━━━ Supplied data

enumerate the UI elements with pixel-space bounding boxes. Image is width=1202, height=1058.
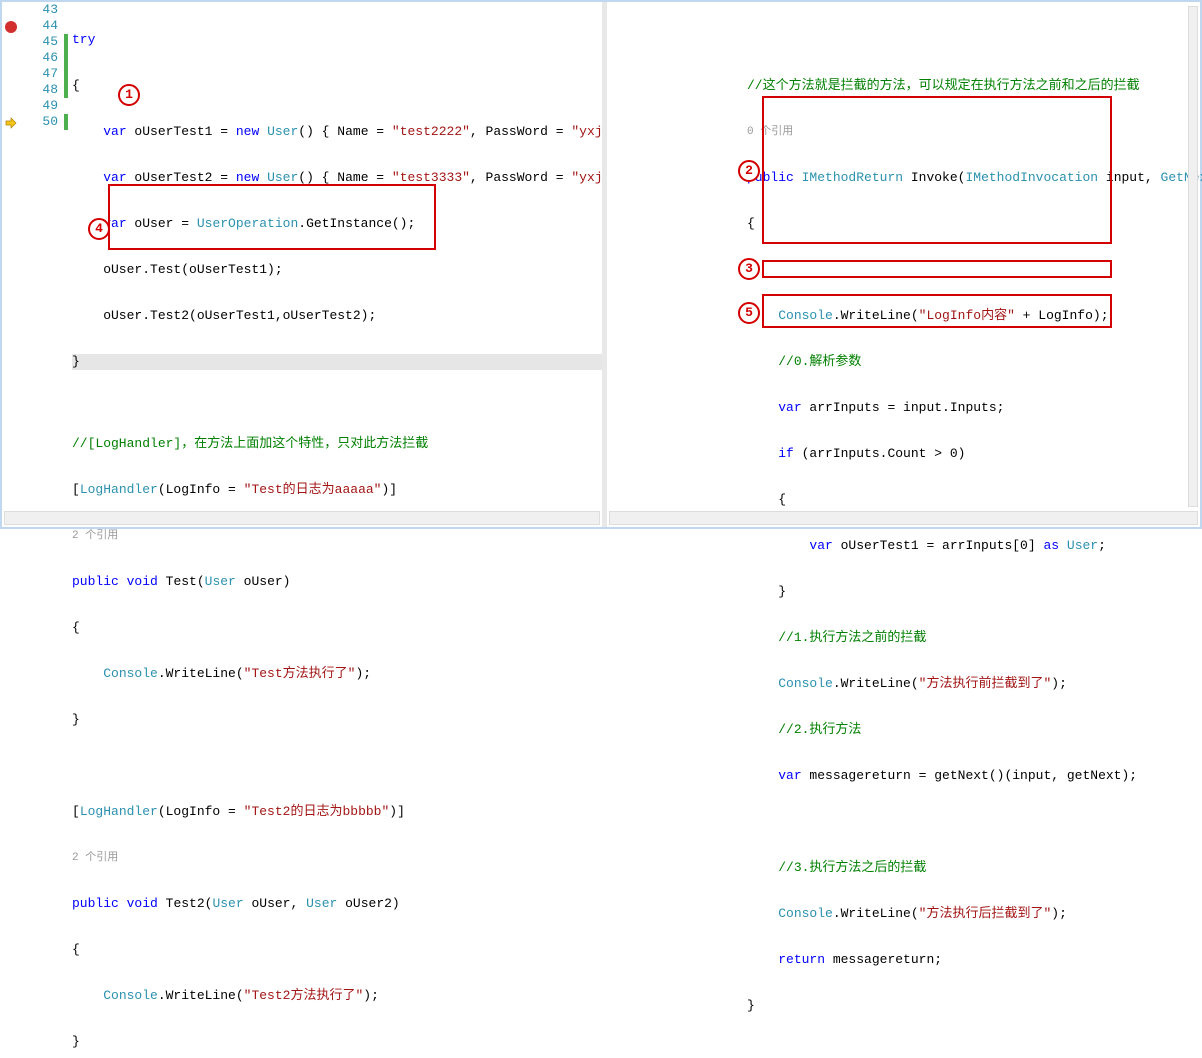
annotation-3: 3 xyxy=(738,258,760,280)
line-number: 48 xyxy=(30,82,58,98)
line-number: 47 xyxy=(30,66,58,82)
current-line-arrow-icon xyxy=(5,117,17,129)
line-number: 43 xyxy=(30,2,58,18)
line-number: 45 xyxy=(30,34,58,50)
right-editor-pane[interactable]: //这个方法就是拦截的方法，可以规定在执行方法之前和之后的拦截 0 个引用 pu… xyxy=(607,2,1200,527)
left-editor-pane[interactable]: 43 44 45 46 47 48 49 50 try { var oUserT… xyxy=(2,2,602,527)
breakpoint-icon[interactable] xyxy=(5,21,17,33)
line-number: 50 xyxy=(30,114,58,130)
line-number: 49 xyxy=(30,98,58,114)
annotation-1: 1 xyxy=(118,84,140,106)
change-bar xyxy=(64,34,68,98)
annotation-2: 2 xyxy=(738,160,760,182)
glyph-margin xyxy=(2,2,30,527)
line-number: 44 xyxy=(30,18,58,34)
v-scrollbar-right[interactable] xyxy=(1188,6,1198,507)
annotation-5: 5 xyxy=(738,302,760,324)
code-line: //[LogHandler]，在方法上面加这个特性，只对此方法拦截 xyxy=(72,436,602,452)
code-line: //这个方法就是拦截的方法，可以规定在执行方法之前和之后的拦截 xyxy=(747,78,1200,94)
change-indicator-column xyxy=(64,2,70,527)
left-code-area[interactable]: try { var oUserTest1 = new User() { Name… xyxy=(72,2,602,527)
codelens-refs[interactable]: 0 个引用 xyxy=(747,124,1200,140)
line-number: 46 xyxy=(30,50,58,66)
h-scrollbar-left[interactable] xyxy=(4,511,600,525)
codelens-refs[interactable]: 2 个引用 xyxy=(72,850,602,866)
change-bar xyxy=(64,114,68,130)
line-number-column: 43 44 45 46 47 48 49 50 xyxy=(30,2,64,527)
right-code-area[interactable]: //这个方法就是拦截的方法，可以规定在执行方法之前和之后的拦截 0 个引用 pu… xyxy=(607,2,1200,527)
codelens-refs[interactable]: 2 个引用 xyxy=(72,528,602,544)
h-scrollbar-right[interactable] xyxy=(609,511,1198,525)
annotation-4: 4 xyxy=(88,218,110,240)
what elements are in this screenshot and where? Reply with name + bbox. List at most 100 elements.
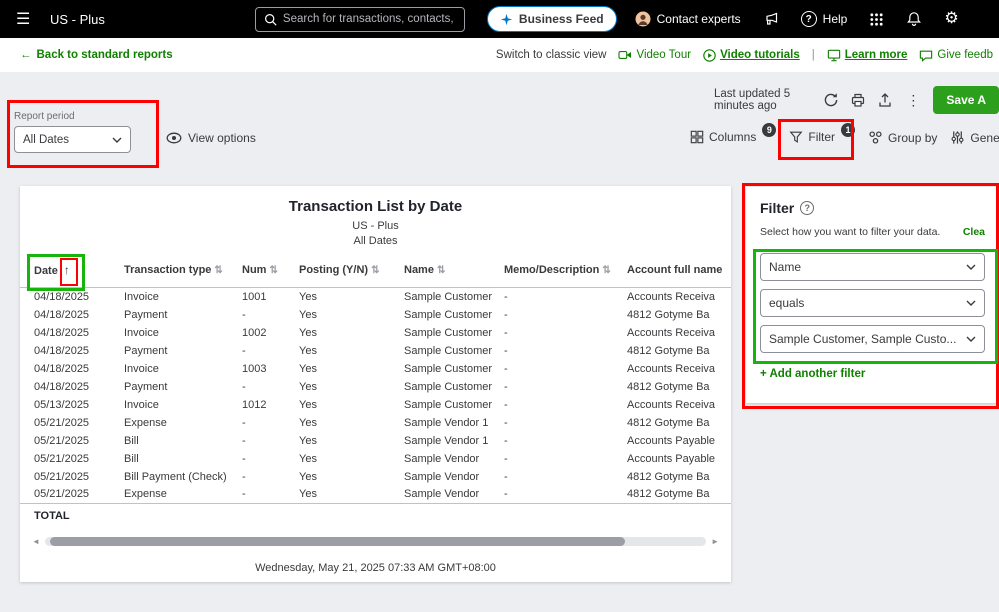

━━━━━━

▸ **Written request**: Please reproduce every line of the entries above word for word, omitting the pictures.

▸ **Expected answer**:
enumerate the UI elements with pixel-space bounding boxes. Image is width=1202, height=1058.
annotation-3: 3 xyxy=(738,258,760,280)
line-number: 48 xyxy=(30,82,58,98)
line-number: 47 xyxy=(30,66,58,82)
current-line-arrow-icon xyxy=(5,117,17,129)
line-number: 43 xyxy=(30,2,58,18)
line-number: 45 xyxy=(30,34,58,50)
right-editor-pane[interactable]: //这个方法就是拦截的方法，可以规定在执行方法之前和之后的拦截 0 个引用 pu… xyxy=(607,2,1200,527)
left-editor-pane[interactable]: 43 44 45 46 47 48 49 50 try { var oUserT… xyxy=(2,2,602,527)
breakpoint-icon[interactable] xyxy=(5,21,17,33)
line-number: 50 xyxy=(30,114,58,130)
line-number: 49 xyxy=(30,98,58,114)
annotation-1: 1 xyxy=(118,84,140,106)
change-bar xyxy=(64,34,68,98)
annotation-2: 2 xyxy=(738,160,760,182)
glyph-margin xyxy=(2,2,30,527)
line-number: 44 xyxy=(30,18,58,34)
v-scrollbar-right[interactable] xyxy=(1188,6,1198,507)
annotation-5: 5 xyxy=(738,302,760,324)
code-line: //[LogHandler]，在方法上面加这个特性，只对此方法拦截 xyxy=(72,436,602,452)
code-line: //这个方法就是拦截的方法，可以规定在执行方法之前和之后的拦截 xyxy=(747,78,1200,94)
change-indicator-column xyxy=(64,2,70,527)
left-code-area[interactable]: try { var oUserTest1 = new User() { Name… xyxy=(72,2,602,527)
codelens-refs[interactable]: 0 个引用 xyxy=(747,124,1200,140)
line-number: 46 xyxy=(30,50,58,66)
h-scrollbar-left[interactable] xyxy=(4,511,600,525)
codelens-refs[interactable]: 2 个引用 xyxy=(72,850,602,866)
change-bar xyxy=(64,114,68,130)
line-number-column: 43 44 45 46 47 48 49 50 xyxy=(30,2,64,527)
right-code-area[interactable]: //这个方法就是拦截的方法，可以规定在执行方法之前和之后的拦截 0 个引用 pu… xyxy=(607,2,1200,527)
codelens-refs[interactable]: 2 个引用 xyxy=(72,528,602,544)
h-scrollbar-right[interactable] xyxy=(609,511,1198,525)
annotation-4: 4 xyxy=(88,218,110,240)
what elements are in this screenshot and where? Reply with name + bbox. List at most 100 elements.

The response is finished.